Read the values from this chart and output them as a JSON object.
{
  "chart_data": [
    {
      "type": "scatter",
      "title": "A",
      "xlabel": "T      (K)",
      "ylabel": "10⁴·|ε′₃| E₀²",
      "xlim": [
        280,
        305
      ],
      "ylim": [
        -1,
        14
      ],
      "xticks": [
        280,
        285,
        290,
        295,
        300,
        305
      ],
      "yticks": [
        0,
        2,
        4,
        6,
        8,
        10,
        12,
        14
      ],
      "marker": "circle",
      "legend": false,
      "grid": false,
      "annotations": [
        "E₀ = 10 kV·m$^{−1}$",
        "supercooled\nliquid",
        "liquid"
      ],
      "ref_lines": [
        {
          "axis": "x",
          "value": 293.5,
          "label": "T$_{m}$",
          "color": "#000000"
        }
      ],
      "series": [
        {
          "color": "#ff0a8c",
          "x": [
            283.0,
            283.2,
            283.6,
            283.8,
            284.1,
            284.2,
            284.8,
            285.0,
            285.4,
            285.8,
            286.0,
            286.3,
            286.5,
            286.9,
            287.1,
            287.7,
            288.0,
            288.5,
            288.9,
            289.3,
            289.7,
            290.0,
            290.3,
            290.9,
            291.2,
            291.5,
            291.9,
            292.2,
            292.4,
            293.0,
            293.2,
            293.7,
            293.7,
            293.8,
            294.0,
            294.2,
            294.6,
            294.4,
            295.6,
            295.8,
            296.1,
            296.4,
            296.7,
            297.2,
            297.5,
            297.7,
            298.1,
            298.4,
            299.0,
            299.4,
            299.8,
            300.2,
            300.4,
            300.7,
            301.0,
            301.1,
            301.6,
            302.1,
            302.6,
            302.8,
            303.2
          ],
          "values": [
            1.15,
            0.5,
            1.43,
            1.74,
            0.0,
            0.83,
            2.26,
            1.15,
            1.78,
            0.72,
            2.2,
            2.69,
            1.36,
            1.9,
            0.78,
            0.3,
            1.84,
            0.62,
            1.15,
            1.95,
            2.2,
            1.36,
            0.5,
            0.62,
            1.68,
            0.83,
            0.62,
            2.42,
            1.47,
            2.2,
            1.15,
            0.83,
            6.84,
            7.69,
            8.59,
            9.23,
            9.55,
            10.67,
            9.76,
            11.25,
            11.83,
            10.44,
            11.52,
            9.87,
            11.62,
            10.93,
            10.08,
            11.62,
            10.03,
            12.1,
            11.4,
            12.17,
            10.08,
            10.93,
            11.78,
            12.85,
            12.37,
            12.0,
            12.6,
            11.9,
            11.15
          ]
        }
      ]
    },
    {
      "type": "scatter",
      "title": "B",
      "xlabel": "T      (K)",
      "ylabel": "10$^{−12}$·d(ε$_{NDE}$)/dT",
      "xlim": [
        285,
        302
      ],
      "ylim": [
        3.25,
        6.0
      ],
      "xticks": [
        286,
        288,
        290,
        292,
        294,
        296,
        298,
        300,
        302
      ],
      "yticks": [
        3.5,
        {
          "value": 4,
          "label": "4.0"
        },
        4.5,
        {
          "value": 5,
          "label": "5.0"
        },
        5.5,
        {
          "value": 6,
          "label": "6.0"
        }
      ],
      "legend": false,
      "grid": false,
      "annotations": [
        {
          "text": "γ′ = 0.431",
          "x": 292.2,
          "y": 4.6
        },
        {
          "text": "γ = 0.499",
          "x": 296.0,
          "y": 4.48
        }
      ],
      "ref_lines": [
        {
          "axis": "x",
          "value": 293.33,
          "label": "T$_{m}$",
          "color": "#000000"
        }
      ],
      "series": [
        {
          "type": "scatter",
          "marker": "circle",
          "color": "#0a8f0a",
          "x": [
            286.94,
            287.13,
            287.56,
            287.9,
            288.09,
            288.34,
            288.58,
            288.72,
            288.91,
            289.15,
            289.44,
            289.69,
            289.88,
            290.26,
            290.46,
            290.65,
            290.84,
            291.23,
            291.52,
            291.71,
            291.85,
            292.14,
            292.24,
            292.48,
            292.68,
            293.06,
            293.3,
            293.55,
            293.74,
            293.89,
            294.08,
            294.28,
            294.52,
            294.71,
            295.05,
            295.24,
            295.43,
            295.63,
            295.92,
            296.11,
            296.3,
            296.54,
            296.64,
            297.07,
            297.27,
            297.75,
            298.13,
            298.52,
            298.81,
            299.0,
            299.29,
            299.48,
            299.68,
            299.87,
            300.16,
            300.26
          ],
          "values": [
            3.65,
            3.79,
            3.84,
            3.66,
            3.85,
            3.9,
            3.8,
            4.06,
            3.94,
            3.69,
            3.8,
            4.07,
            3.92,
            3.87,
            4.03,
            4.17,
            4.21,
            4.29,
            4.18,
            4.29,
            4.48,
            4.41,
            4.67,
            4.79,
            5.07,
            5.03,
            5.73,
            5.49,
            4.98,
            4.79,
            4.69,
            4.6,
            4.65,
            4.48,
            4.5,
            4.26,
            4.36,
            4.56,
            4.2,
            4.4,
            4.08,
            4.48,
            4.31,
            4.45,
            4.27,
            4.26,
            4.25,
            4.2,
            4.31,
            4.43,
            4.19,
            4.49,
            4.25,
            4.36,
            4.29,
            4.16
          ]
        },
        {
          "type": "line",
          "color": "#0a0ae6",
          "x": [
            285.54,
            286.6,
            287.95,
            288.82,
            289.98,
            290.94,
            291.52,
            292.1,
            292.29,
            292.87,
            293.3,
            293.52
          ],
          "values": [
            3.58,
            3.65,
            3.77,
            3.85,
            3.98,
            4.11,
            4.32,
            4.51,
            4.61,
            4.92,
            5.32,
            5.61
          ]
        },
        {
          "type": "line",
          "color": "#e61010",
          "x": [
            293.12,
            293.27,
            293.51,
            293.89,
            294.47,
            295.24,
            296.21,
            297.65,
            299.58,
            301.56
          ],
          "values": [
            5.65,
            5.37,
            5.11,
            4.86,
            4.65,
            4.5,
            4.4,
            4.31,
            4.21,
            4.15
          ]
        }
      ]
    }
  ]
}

------------------------

Set exercise -
Please restate the data word for word, every record included.

Task result -
Read the values from this chart and output them as a JSON object.
{
  "chart_data": [
    {
      "type": "scatter",
      "title": "A",
      "xlabel": "T      (K)",
      "ylabel": "10⁴·|ε′₃| E₀²",
      "xlim": [
        280,
        305
      ],
      "ylim": [
        -1,
        14
      ],
      "xticks": [
        280,
        285,
        290,
        295,
        300,
        305
      ],
      "yticks": [
        0,
        2,
        4,
        6,
        8,
        10,
        12,
        14
      ],
      "marker": "circle",
      "legend": false,
      "grid": false,
      "annotations": [
        "E₀ = 10 kV·m$^{−1}$",
        "supercooled\nliquid",
        "liquid"
      ],
      "ref_lines": [
        {
          "axis": "x",
          "value": 293.5,
          "label": "T$_{m}$",
          "color": "#000000"
        }
      ],
      "series": [
        {
          "color": "#ff0a8c",
          "x": [
            283.0,
            283.2,
            283.6,
            283.8,
            284.1,
            284.2,
            284.8,
            285.0,
            285.4,
            285.8,
            286.0,
            286.3,
            286.5,
            286.9,
            287.1,
            287.7,
            288.0,
            288.5,
            288.9,
            289.3,
            289.7,
            290.0,
            290.3,
            290.9,
            291.2,
            291.5,
            291.9,
            292.2,
            292.4,
            293.0,
            293.2,
            293.7,
            293.7,
            293.8,
            294.0,
            294.2,
            294.6,
            294.4,
            295.6,
            295.8,
            296.1,
            296.4,
            296.7,
            297.2,
            297.5,
            297.7,
            298.1,
            298.4,
            299.0,
            299.4,
            299.8,
            300.2,
            300.4,
            300.7,
            301.0,
            301.1,
            301.6,
            302.1,
            302.6,
            302.8,
            303.2
          ],
          "values": [
            1.15,
            0.5,
            1.43,
            1.74,
            0.0,
            0.83,
            2.26,
            1.15,
            1.78,
            0.72,
            2.2,
            2.69,
            1.36,
            1.9,
            0.78,
            0.3,
            1.84,
            0.62,
            1.15,
            1.95,
            2.2,
            1.36,
            0.5,
            0.62,
            1.68,
            0.83,
            0.62,
            2.42,
            1.47,
            2.2,
            1.15,
            0.83,
            6.84,
            7.69,
            8.59,
            9.23,
            9.55,
            10.67,
            9.76,
            11.25,
            11.83,
            10.44,
            11.52,
            9.87,
            11.62,
            10.93,
            10.08,
            11.62,
            10.03,
            12.1,
            11.4,
            12.17,
            10.08,
            10.93,
            11.78,
            12.85,
            12.37,
            12.0,
            12.6,
            11.9,
            11.15
          ]
        }
      ]
    },
    {
      "type": "scatter",
      "title": "B",
      "xlabel": "T      (K)",
      "ylabel": "10$^{−12}$·d(ε$_{NDE}$)/dT",
      "xlim": [
        285,
        302
      ],
      "ylim": [
        3.25,
        6.0
      ],
      "xticks": [
        286,
        288,
        290,
        292,
        294,
        296,
        298,
        300,
        302
      ],
      "yticks": [
        3.5,
        {
          "value": 4,
          "label": "4.0"
        },
        4.5,
        {
          "value": 5,
          "label": "5.0"
        },
        5.5,
        {
          "value": 6,
          "label": "6.0"
        }
      ],
      "legend": false,
      "grid": false,
      "annotations": [
        {
          "text": "γ′ = 0.431",
          "x": 292.2,
          "y": 4.6
        },
        {
          "text": "γ = 0.499",
          "x": 296.0,
          "y": 4.48
        }
      ],
      "ref_lines": [
        {
          "axis": "x",
          "value": 293.33,
          "label": "T$_{m}$",
          "color": "#000000"
        }
      ],
      "series": [
        {
          "type": "scatter",
          "marker": "circle",
          "color": "#0a8f0a",
          "x": [
            286.94,
            287.13,
            287.56,
            287.9,
            288.09,
            288.34,
            288.58,
            288.72,
            288.91,
            289.15,
            289.44,
            289.69,
            289.88,
            290.26,
            290.46,
            290.65,
            290.84,
            291.23,
            291.52,
            291.71,
            291.85,
            292.14,
            292.24,
            292.48,
            292.68,
            293.06,
            293.3,
            293.55,
            293.74,
            293.89,
            294.08,
            294.28,
            294.52,
            294.71,
            295.05,
            295.24,
            295.43,
            295.63,
            295.92,
            296.11,
            296.3,
            296.54,
            296.64,
            297.07,
            297.27,
            297.75,
            298.13,
            298.52,
            298.81,
            299.0,
            299.29,
            299.48,
            299.68,
            299.87,
            300.16,
            300.26
          ],
          "values": [
            3.65,
            3.79,
            3.84,
            3.66,
            3.85,
            3.9,
            3.8,
            4.06,
            3.94,
            3.69,
            3.8,
            4.07,
            3.92,
            3.87,
            4.03,
            4.17,
            4.21,
            4.29,
            4.18,
            4.29,
            4.48,
            4.41,
            4.67,
            4.79,
            5.07,
            5.03,
            5.73,
            5.49,
            4.98,
            4.79,
            4.69,
            4.6,
            4.65,
            4.48,
            4.5,
            4.26,
            4.36,
            4.56,
            4.2,
            4.4,
            4.08,
            4.48,
            4.31,
            4.45,
            4.27,
            4.26,
            4.25,
            4.2,
            4.31,
            4.43,
            4.19,
            4.49,
            4.25,
            4.36,
            4.29,
            4.16
          ]
        },
        {
          "type": "line",
          "color": "#0a0ae6",
          "x": [
            285.54,
            286.6,
            287.95,
            288.82,
            289.98,
            290.94,
            291.52,
            292.1,
            292.29,
            292.87,
            293.3,
            293.52
          ],
          "values": [
            3.58,
            3.65,
            3.77,
            3.85,
            3.98,
            4.11,
            4.32,
            4.51,
            4.61,
            4.92,
            5.32,
            5.61
          ]
        },
        {
          "type": "line",
          "color": "#e61010",
          "x": [
            293.12,
            293.27,
            293.51,
            293.89,
            294.47,
            295.24,
            296.21,
            297.65,
            299.58,
            301.56
          ],
          "values": [
            5.65,
            5.37,
            5.11,
            4.86,
            4.65,
            4.5,
            4.4,
            4.31,
            4.21,
            4.15
          ]
        }
      ]
    }
  ]
}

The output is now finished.